_Materials provided_

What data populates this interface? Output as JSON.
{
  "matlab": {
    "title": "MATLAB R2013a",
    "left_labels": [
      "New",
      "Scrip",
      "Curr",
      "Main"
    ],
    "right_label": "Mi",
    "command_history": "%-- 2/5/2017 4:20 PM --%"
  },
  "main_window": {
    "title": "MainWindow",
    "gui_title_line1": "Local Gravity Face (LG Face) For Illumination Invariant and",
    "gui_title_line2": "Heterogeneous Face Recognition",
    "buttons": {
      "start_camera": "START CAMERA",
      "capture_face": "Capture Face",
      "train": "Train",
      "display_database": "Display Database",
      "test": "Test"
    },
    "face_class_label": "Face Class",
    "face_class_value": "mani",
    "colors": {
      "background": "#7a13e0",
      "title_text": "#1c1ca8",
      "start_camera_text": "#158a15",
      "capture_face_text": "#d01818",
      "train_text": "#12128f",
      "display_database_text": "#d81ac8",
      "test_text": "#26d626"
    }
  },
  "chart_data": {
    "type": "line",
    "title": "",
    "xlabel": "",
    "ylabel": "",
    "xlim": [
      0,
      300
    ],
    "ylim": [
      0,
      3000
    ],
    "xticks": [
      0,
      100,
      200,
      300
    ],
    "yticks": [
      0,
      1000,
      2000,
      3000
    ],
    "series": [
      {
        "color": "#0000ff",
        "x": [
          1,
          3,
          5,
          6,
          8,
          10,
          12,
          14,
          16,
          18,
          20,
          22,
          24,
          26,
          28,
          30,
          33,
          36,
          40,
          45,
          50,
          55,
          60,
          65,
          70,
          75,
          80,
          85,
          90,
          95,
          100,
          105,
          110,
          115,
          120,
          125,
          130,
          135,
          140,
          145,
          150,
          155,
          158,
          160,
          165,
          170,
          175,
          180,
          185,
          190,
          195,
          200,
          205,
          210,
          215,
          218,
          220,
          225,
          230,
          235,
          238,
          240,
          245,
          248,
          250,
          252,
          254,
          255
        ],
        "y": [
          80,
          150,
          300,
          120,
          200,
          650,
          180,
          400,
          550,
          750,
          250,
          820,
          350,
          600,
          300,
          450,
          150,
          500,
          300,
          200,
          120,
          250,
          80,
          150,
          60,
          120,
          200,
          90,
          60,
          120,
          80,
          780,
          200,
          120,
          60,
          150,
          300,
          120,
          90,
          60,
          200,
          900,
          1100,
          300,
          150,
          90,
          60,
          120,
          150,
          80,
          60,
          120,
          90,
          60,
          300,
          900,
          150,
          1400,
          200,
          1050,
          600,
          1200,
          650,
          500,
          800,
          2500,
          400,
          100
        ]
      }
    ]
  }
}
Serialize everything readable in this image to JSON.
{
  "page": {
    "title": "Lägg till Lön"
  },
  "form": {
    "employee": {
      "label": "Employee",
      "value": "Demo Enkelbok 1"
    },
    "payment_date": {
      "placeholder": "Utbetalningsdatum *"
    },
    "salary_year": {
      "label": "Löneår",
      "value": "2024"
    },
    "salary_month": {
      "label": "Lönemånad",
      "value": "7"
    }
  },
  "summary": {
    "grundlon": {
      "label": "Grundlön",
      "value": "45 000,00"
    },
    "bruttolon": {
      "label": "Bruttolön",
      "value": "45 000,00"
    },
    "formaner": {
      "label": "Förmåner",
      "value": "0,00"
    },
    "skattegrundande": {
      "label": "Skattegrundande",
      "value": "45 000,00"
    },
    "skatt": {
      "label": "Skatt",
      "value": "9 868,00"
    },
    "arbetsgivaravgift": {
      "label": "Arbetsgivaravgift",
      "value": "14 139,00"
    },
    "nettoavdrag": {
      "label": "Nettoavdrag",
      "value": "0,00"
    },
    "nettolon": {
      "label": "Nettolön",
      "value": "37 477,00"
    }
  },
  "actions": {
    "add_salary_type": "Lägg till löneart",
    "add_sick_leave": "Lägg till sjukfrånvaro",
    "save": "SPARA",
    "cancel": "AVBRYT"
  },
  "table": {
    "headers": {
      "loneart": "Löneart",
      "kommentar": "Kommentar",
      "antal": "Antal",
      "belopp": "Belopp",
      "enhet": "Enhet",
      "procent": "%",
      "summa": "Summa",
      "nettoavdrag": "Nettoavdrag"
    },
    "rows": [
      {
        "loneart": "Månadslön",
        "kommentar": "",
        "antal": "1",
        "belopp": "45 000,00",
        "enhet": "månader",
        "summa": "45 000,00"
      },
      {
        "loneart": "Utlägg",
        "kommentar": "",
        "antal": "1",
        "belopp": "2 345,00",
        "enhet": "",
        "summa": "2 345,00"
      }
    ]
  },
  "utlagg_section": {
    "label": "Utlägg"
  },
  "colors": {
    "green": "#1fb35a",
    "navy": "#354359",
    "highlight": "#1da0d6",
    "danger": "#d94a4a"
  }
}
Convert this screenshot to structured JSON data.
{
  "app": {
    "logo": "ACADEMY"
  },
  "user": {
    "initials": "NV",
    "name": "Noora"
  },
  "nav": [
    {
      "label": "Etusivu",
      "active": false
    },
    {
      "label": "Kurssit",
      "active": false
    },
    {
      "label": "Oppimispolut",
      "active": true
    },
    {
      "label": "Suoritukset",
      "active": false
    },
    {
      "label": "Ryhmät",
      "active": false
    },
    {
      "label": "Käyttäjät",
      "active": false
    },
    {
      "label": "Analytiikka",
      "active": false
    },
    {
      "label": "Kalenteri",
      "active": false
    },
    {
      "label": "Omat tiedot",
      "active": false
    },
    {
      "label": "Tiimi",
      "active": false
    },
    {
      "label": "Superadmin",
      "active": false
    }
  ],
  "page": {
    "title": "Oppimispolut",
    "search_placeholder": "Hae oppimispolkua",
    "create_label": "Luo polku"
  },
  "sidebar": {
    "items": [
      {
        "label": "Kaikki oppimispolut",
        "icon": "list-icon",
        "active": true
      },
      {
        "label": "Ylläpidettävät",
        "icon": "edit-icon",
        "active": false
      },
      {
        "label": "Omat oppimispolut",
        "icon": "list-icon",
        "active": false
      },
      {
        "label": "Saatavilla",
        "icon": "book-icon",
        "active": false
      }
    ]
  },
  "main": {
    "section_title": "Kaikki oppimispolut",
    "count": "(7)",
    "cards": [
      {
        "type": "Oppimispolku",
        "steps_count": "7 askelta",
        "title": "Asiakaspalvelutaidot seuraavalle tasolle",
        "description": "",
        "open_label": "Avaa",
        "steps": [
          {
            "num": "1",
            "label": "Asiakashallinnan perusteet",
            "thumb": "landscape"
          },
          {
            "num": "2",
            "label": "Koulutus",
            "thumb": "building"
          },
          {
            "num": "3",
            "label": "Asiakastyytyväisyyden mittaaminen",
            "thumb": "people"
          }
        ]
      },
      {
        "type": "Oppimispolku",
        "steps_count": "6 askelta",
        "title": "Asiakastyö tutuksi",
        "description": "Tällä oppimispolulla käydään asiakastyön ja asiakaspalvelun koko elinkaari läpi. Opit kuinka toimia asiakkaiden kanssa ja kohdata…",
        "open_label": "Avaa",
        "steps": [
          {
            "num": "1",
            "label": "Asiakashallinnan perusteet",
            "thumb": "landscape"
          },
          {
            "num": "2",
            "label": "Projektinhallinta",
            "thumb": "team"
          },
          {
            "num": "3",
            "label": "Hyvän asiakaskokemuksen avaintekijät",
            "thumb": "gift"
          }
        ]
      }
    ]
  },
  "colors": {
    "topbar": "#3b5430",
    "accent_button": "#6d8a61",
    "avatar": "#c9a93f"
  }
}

_Aim of the exercise_
Return each line of the records above exactly as it reads.

_Written solution_
What data populates this interface? Output as JSON.
{
  "matlab": {
    "title": "MATLAB R2013a",
    "left_labels": [
      "New",
      "Scrip",
      "Curr",
      "Main"
    ],
    "right_label": "Mi",
    "command_history": "%-- 2/5/2017 4:20 PM --%"
  },
  "main_window": {
    "title": "MainWindow",
    "gui_title_line1": "Local Gravity Face (LG Face) For Illumination Invariant and",
    "gui_title_line2": "Heterogeneous Face Recognition",
    "buttons": {
      "start_camera": "START CAMERA",
      "capture_face": "Capture Face",
      "train": "Train",
      "display_database": "Display Database",
      "test": "Test"
    },
    "face_class_label": "Face Class",
    "face_class_value": "mani",
    "colors": {
      "background": "#7a13e0",
      "title_text": "#1c1ca8",
      "start_camera_text": "#158a15",
      "capture_face_text": "#d01818",
      "train_text": "#12128f",
      "display_database_text": "#d81ac8",
      "test_text": "#26d626"
    }
  },
  "chart_data": {
    "type": "line",
    "title": "",
    "xlabel": "",
    "ylabel": "",
    "xlim": [
      0,
      300
    ],
    "ylim": [
      0,
      3000
    ],
    "xticks": [
      0,
      100,
      200,
      300
    ],
    "yticks": [
      0,
      1000,
      2000,
      3000
    ],
    "series": [
      {
        "color": "#0000ff",
        "x": [
          1,
          3,
          5,
          6,
          8,
          10,
          12,
          14,
          16,
          18,
          20,
          22,
          24,
          26,
          28,
          30,
          33,
          36,
          40,
          45,
          50,
          55,
          60,
          65,
          70,
          75,
          80,
          85,
          90,
          95,
          100,
          105,
          110,
          115,
          120,
          125,
          130,
          135,
          140,
          145,
          150,
          155,
          158,
          160,
          165,
          170,
          175,
          180,
          185,
          190,
          195,
          200,
          205,
          210,
          215,
          218,
          220,
          225,
          230,
          235,
          238,
          240,
          245,
          248,
          250,
          252,
          254,
          255
        ],
        "y": [
          80,
          150,
          300,
          120,
          200,
          650,
          180,
          400,
          550,
          750,
          250,
          820,
          350,
          600,
          300,
          450,
          150,
          500,
          300,
          200,
          120,
          250,
          80,
          150,
          60,
          120,
          200,
          90,
          60,
          120,
          80,
          780,
          200,
          120,
          60,
          150,
          300,
          120,
          90,
          60,
          200,
          900,
          1100,
          300,
          150,
          90,
          60,
          120,
          150,
          80,
          60,
          120,
          90,
          60,
          300,
          900,
          150,
          1400,
          200,
          1050,
          600,
          1200,
          650,
          500,
          800,
          2500,
          400,
          100
        ]
      }
    ]
  }
}
Serialize everything readable in this image to JSON.
{
  "page": {
    "title": "Lägg till Lön"
  },
  "form": {
    "employee": {
      "label": "Employee",
      "value": "Demo Enkelbok 1"
    },
    "payment_date": {
      "placeholder": "Utbetalningsdatum *"
    },
    "salary_year": {
      "label": "Löneår",
      "value": "2024"
    },
    "salary_month": {
      "label": "Lönemånad",
      "value": "7"
    }
  },
  "summary": {
    "grundlon": {
      "label": "Grundlön",
      "value": "45 000,00"
    },
    "bruttolon": {
      "label": "Bruttolön",
      "value": "45 000,00"
    },
    "formaner": {
      "label": "Förmåner",
      "value": "0,00"
    },
    "skattegrundande": {
      "label": "Skattegrundande",
      "value": "45 000,00"
    },
    "skatt": {
      "label": "Skatt",
      "value": "9 868,00"
    },
    "arbetsgivaravgift": {
      "label": "Arbetsgivaravgift",
      "value": "14 139,00"
    },
    "nettoavdrag": {
      "label": "Nettoavdrag",
      "value": "0,00"
    },
    "nettolon": {
      "label": "Nettolön",
      "value": "37 477,00"
    }
  },
  "actions": {
    "add_salary_type": "Lägg till löneart",
    "add_sick_leave": "Lägg till sjukfrånvaro",
    "save": "SPARA",
    "cancel": "AVBRYT"
  },
  "table": {
    "headers": {
      "loneart": "Löneart",
      "kommentar": "Kommentar",
      "antal": "Antal",
      "belopp": "Belopp",
      "enhet": "Enhet",
      "procent": "%",
      "summa": "Summa",
      "nettoavdrag": "Nettoavdrag"
    },
    "rows": [
      {
        "loneart": "Månadslön",
        "kommentar": "",
        "antal": "1",
        "belopp": "45 000,00",
        "enhet": "månader",
        "summa": "45 000,00"
      },
      {
        "loneart": "Utlägg",
        "kommentar": "",
        "antal": "1",
        "belopp": "2 345,00",
        "enhet": "",
        "summa": "2 345,00"
      }
    ]
  },
  "utlagg_section": {
    "label": "Utlägg"
  },
  "colors": {
    "green": "#1fb35a",
    "navy": "#354359",
    "highlight": "#1da0d6",
    "danger": "#d94a4a"
  }
}
Convert this screenshot to structured JSON data.
{
  "app": {
    "logo": "ACADEMY"
  },
  "user": {
    "initials": "NV",
    "name": "Noora"
  },
  "nav": [
    {
      "label": "Etusivu",
      "active": false
    },
    {
      "label": "Kurssit",
      "active": false
    },
    {
      "label": "Oppimispolut",
      "active": true
    },
    {
      "label": "Suoritukset",
      "active": false
    },
    {
      "label": "Ryhmät",
      "active": false
    },
    {
      "label": "Käyttäjät",
      "active": false
    },
    {
      "label": "Analytiikka",
      "active": false
    },
    {
      "label": "Kalenteri",
      "active": false
    },
    {
      "label": "Omat tiedot",
      "active": false
    },
    {
      "label": "Tiimi",
      "active": false
    },
    {
      "label": "Superadmin",
      "active": false
    }
  ],
  "page": {
    "title": "Oppimispolut",
    "search_placeholder": "Hae oppimispolkua",
    "create_label": "Luo polku"
  },
  "sidebar": {
    "items": [
      {
        "label": "Kaikki oppimispolut",
        "icon": "list-icon",
        "active": true
      },
      {
        "label": "Ylläpidettävät",
        "icon": "edit-icon",
        "active": false
      },
      {
        "label": "Omat oppimispolut",
        "icon": "list-icon",
        "active": false
      },
      {
        "label": "Saatavilla",
        "icon": "book-icon",
        "active": false
      }
    ]
  },
  "main": {
    "section_title": "Kaikki oppimispolut",
    "count": "(7)",
    "cards": [
      {
        "type": "Oppimispolku",
        "steps_count": "7 askelta",
        "title": "Asiakaspalvelutaidot seuraavalle tasolle",
        "description": "",
        "open_label": "Avaa",
        "steps": [
          {
            "num": "1",
            "label": "Asiakashallinnan perusteet",
            "thumb": "landscape"
          },
          {
            "num": "2",
            "label": "Koulutus",
            "thumb": "building"
          },
          {
            "num": "3",
            "label": "Asiakastyytyväisyyden mittaaminen",
            "thumb": "people"
          }
        ]
      },
      {
        "type": "Oppimispolku",
        "steps_count": "6 askelta",
        "title": "Asiakastyö tutuksi",
        "description": "Tällä oppimispolulla käydään asiakastyön ja asiakaspalvelun koko elinkaari läpi. Opit kuinka toimia asiakkaiden kanssa ja kohdata…",
        "open_label": "Avaa",
        "steps": [
          {
            "num": "1",
            "label": "Asiakashallinnan perusteet",
            "thumb": "landscape"
          },
          {
            "num": "2",
            "label": "Projektinhallinta",
            "thumb": "team"
          },
          {
            "num": "3",
            "label": "Hyvän asiakaskokemuksen avaintekijät",
            "thumb": "gift"
          }
        ]
      }
    ]
  },
  "colors": {
    "topbar": "#3b5430",
    "accent_button": "#6d8a61",
    "avatar": "#c9a93f"
  }
}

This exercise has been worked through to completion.